To be done:
Among the records that follow, count the lines with the string "Europe"; report only that count.

--- BEGIN ---

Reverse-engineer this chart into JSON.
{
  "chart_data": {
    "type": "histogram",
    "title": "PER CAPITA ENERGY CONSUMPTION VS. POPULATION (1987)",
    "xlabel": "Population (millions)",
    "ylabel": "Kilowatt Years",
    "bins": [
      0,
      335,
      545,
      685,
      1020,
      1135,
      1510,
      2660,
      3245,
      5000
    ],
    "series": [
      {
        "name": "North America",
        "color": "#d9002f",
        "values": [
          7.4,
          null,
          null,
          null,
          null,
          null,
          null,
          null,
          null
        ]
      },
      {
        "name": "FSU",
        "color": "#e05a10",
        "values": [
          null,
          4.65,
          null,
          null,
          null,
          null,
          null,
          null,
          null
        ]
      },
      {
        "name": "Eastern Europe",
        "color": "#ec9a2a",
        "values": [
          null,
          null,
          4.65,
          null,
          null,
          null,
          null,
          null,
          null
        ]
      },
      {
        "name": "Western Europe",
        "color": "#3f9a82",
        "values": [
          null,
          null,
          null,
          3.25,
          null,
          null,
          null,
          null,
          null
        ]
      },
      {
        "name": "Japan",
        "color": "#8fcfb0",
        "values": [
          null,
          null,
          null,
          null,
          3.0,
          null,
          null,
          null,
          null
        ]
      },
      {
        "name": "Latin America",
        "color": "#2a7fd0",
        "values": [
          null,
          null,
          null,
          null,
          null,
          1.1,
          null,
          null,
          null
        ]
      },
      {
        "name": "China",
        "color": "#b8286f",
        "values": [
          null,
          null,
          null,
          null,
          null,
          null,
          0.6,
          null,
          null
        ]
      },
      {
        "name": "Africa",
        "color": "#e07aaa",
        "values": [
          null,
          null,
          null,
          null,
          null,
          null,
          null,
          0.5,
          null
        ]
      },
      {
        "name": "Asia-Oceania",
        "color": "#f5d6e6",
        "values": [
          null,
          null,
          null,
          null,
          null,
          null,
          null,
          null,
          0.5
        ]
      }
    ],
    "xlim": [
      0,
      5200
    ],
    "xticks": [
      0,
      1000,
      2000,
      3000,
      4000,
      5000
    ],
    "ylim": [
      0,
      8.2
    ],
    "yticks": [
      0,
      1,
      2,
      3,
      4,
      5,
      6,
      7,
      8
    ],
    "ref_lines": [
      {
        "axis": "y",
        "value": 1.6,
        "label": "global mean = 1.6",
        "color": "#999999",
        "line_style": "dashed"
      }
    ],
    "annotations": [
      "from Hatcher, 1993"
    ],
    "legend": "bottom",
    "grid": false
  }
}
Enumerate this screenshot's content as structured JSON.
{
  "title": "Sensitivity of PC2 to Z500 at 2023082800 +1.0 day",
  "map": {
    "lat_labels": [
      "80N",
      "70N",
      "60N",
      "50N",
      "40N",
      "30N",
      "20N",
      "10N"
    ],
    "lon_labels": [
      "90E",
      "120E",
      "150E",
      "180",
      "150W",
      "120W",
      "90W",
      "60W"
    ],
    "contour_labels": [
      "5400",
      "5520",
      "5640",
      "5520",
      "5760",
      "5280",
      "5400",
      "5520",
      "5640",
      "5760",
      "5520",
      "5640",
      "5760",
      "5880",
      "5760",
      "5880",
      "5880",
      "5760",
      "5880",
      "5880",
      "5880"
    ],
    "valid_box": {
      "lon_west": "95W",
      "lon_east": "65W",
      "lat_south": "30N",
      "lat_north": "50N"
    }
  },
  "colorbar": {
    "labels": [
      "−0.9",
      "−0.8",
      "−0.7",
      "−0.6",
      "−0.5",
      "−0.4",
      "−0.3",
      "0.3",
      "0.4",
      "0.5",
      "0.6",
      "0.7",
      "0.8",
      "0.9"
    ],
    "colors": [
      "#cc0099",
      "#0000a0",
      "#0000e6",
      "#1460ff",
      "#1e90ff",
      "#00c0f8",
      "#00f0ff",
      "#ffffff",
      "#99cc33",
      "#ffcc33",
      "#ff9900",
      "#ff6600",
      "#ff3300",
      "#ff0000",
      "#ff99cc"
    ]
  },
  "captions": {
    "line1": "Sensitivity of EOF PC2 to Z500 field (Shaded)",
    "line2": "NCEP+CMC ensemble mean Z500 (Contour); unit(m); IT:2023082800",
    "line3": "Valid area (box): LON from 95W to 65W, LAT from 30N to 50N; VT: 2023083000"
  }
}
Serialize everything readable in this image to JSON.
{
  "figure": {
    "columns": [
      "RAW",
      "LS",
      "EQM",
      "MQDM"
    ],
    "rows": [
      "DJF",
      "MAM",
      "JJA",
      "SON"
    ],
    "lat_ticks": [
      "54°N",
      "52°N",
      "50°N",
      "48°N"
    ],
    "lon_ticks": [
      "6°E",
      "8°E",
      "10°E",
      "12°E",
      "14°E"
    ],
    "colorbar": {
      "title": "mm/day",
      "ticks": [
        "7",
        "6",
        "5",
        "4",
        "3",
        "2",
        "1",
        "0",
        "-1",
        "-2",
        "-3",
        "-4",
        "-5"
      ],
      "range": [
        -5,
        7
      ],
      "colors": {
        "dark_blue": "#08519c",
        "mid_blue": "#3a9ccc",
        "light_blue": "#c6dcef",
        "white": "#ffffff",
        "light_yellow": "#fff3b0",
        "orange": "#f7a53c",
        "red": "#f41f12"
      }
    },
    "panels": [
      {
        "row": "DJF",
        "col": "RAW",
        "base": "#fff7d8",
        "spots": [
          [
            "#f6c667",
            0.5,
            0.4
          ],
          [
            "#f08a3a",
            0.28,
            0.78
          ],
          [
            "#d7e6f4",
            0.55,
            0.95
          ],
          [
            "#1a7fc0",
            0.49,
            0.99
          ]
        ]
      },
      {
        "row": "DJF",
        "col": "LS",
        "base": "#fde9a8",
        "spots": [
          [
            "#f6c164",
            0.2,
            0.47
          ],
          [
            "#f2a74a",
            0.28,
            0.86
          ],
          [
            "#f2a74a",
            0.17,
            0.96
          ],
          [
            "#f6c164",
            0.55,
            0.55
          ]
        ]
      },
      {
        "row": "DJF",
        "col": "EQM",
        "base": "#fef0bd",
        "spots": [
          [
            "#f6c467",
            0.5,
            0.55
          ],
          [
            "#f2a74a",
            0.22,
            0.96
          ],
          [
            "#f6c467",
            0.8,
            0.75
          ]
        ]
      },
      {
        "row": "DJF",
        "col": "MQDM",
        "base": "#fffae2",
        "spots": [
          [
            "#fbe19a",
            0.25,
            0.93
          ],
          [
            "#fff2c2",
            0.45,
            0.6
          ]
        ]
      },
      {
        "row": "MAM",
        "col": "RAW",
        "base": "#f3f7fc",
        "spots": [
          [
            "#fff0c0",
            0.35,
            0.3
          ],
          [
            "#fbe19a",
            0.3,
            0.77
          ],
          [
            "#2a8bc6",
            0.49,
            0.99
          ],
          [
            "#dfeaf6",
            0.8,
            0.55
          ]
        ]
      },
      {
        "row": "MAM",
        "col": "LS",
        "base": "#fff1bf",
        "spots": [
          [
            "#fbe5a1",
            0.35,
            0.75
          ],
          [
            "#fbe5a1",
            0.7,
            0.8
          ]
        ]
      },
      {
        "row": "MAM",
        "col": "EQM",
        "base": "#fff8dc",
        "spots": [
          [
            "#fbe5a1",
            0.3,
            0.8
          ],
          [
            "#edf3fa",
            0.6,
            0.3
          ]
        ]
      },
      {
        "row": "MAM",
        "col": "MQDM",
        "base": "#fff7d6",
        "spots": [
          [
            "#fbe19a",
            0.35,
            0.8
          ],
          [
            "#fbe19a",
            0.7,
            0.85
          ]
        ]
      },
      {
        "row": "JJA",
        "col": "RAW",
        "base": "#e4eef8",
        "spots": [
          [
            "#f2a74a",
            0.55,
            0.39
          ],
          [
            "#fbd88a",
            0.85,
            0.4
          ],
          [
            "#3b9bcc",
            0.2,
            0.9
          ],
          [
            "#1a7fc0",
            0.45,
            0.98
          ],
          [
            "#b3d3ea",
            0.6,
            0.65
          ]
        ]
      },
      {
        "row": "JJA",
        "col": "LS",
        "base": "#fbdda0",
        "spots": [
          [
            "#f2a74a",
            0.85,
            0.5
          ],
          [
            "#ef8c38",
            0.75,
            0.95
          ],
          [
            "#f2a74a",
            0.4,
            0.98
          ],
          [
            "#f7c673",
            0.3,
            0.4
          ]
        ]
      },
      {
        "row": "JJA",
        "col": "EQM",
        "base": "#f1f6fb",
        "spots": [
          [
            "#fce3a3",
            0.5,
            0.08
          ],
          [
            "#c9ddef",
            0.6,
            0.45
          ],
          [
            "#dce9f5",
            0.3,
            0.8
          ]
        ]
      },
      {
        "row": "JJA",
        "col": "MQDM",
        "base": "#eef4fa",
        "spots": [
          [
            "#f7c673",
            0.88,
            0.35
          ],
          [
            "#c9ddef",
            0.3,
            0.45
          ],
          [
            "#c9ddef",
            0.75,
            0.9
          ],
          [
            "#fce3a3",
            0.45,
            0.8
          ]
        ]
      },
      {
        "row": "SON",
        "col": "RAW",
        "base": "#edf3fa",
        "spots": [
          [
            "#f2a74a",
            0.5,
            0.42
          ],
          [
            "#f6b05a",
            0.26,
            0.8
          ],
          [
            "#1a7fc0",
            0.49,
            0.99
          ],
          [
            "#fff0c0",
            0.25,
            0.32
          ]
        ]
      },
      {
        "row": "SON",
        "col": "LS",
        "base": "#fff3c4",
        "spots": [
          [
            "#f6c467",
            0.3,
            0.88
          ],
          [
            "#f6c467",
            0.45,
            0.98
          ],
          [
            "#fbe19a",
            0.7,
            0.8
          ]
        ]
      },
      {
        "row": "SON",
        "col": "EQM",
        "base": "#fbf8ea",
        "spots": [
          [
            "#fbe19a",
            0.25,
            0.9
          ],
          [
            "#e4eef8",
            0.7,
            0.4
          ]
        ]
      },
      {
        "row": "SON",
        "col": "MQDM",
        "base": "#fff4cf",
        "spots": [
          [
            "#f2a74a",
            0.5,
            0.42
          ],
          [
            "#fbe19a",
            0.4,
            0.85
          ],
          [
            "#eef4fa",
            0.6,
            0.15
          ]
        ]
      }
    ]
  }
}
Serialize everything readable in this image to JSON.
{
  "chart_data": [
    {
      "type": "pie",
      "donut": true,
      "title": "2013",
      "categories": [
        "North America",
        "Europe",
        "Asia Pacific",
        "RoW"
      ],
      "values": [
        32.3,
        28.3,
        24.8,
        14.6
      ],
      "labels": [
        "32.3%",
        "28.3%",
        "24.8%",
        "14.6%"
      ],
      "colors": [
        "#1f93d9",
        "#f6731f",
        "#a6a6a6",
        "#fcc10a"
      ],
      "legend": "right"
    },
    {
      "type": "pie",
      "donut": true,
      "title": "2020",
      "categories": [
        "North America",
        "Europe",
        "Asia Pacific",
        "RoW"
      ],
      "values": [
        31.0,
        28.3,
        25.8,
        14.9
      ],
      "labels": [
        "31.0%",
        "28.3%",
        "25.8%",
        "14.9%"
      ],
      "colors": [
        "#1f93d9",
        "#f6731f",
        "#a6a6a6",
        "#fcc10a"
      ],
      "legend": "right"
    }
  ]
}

--- END ---

Exercise response:
4